**Exercise directions**
Look through the records below, and copy out every line that holds the string "стоимость".

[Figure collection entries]
★ ★ ★ ★

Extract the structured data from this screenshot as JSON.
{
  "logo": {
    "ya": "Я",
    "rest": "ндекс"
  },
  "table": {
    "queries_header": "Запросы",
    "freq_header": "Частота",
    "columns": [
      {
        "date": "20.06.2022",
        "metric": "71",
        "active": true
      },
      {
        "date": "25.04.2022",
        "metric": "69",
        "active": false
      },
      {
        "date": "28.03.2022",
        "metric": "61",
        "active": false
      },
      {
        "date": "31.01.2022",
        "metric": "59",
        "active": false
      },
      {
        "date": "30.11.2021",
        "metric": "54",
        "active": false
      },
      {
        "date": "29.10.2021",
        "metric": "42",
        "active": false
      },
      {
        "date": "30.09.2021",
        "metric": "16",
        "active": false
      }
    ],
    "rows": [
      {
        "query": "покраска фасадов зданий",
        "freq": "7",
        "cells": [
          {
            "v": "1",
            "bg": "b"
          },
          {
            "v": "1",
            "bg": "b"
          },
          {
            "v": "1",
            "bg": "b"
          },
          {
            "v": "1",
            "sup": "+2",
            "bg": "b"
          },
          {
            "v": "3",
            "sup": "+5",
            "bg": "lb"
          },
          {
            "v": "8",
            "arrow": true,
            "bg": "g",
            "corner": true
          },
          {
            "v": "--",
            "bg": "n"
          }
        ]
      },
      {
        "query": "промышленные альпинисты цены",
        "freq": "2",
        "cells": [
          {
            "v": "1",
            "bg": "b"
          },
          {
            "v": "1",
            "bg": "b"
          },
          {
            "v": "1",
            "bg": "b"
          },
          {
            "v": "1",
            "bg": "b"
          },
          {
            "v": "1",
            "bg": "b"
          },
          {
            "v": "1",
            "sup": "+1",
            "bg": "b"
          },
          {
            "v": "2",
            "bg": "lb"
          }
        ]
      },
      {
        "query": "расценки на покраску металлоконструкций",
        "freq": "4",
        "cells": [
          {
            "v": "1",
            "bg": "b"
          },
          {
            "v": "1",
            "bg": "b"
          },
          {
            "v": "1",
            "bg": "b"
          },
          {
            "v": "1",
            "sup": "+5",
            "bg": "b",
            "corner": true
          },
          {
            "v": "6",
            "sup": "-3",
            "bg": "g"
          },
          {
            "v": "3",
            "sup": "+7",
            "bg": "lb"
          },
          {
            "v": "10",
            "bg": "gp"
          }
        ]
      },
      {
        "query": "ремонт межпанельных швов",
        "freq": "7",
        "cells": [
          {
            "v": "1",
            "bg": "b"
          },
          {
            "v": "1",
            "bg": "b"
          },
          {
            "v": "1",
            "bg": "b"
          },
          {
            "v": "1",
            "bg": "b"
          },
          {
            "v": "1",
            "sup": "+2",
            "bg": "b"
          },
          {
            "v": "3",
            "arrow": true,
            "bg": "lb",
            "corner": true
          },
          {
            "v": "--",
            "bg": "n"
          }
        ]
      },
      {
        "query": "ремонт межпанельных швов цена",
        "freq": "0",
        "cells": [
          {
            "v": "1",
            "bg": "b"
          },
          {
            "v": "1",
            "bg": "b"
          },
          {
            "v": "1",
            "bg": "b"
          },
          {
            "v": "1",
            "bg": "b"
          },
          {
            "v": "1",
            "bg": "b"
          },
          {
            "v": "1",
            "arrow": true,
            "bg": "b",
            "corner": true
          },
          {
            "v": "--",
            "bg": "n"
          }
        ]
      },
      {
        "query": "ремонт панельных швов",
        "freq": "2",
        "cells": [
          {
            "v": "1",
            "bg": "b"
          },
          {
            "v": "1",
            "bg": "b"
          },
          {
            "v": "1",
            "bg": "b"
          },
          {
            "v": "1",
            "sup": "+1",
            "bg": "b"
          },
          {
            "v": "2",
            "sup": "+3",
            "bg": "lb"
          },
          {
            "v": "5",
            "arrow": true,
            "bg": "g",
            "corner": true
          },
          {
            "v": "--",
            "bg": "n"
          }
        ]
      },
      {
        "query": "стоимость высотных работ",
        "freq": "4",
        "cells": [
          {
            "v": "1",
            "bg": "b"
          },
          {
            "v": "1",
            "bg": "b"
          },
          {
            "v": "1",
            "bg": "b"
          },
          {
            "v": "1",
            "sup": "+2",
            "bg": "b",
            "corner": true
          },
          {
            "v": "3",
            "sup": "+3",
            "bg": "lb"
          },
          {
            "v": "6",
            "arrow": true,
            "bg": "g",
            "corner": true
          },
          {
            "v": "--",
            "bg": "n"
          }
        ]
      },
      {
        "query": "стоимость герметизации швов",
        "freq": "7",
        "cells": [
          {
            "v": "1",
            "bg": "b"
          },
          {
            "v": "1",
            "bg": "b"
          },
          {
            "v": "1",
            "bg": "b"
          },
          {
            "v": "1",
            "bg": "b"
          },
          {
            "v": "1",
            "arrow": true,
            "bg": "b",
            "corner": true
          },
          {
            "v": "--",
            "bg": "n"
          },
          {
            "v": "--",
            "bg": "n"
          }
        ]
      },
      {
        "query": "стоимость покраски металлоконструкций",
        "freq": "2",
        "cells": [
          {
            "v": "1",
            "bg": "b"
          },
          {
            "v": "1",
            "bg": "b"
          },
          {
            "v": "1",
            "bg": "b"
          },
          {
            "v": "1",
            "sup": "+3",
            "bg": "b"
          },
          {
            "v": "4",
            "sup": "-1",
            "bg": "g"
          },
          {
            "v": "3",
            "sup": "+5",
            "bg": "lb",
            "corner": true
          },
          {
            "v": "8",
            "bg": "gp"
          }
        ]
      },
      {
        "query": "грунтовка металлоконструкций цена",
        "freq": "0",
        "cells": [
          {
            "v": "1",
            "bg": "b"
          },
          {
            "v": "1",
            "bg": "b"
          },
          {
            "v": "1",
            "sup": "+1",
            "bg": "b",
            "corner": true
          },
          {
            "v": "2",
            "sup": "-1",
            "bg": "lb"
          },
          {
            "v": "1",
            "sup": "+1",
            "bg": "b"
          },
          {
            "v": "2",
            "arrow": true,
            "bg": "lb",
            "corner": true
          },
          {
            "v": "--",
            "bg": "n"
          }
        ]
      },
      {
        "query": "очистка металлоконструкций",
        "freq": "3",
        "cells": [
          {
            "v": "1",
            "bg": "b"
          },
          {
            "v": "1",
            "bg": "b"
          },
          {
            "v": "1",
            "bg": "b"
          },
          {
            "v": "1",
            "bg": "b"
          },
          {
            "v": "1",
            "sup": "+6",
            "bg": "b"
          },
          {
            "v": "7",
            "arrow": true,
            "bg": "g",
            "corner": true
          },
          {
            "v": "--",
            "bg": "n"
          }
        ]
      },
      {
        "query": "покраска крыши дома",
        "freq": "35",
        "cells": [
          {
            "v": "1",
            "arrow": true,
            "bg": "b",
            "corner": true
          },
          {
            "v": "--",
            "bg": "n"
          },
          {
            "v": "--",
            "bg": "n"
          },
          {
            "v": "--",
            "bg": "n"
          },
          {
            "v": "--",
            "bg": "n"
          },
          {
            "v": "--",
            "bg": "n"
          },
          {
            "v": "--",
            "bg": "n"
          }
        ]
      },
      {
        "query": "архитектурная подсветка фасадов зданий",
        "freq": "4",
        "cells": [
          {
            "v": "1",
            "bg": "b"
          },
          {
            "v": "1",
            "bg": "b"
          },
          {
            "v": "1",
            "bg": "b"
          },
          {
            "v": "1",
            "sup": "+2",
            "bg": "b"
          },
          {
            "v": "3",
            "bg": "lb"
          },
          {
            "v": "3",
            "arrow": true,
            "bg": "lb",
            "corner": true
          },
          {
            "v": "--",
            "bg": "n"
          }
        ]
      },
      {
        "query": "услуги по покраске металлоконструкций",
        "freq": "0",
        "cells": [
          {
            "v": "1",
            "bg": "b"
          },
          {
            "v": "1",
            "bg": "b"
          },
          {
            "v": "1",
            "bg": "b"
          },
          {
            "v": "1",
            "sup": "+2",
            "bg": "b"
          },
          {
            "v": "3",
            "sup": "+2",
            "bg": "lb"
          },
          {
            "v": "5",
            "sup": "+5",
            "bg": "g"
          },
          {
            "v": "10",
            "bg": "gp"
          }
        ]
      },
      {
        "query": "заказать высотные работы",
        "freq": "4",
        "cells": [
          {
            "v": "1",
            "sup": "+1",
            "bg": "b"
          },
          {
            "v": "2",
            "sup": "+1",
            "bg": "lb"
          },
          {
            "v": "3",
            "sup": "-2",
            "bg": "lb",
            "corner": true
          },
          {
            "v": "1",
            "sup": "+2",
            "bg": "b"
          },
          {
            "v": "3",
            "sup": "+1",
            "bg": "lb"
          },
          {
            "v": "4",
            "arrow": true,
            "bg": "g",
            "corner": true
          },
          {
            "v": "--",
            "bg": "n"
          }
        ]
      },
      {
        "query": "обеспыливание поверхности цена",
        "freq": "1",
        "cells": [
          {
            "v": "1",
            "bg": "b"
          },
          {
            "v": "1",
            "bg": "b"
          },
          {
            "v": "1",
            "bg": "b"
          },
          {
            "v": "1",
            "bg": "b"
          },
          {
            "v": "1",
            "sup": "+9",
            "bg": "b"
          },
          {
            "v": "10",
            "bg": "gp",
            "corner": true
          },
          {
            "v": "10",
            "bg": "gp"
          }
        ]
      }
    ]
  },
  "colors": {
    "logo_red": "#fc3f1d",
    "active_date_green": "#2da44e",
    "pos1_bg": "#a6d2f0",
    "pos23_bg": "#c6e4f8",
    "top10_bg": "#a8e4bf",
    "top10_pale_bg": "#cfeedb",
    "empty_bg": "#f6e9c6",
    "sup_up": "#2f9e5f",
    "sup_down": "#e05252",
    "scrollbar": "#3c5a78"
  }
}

★ ★ ★ ★

**Written reply**
        "query": "стоимость высотных работ",
        "query": "стоимость герметизации швов",
        "query": "стоимость покраски металлоконструкций",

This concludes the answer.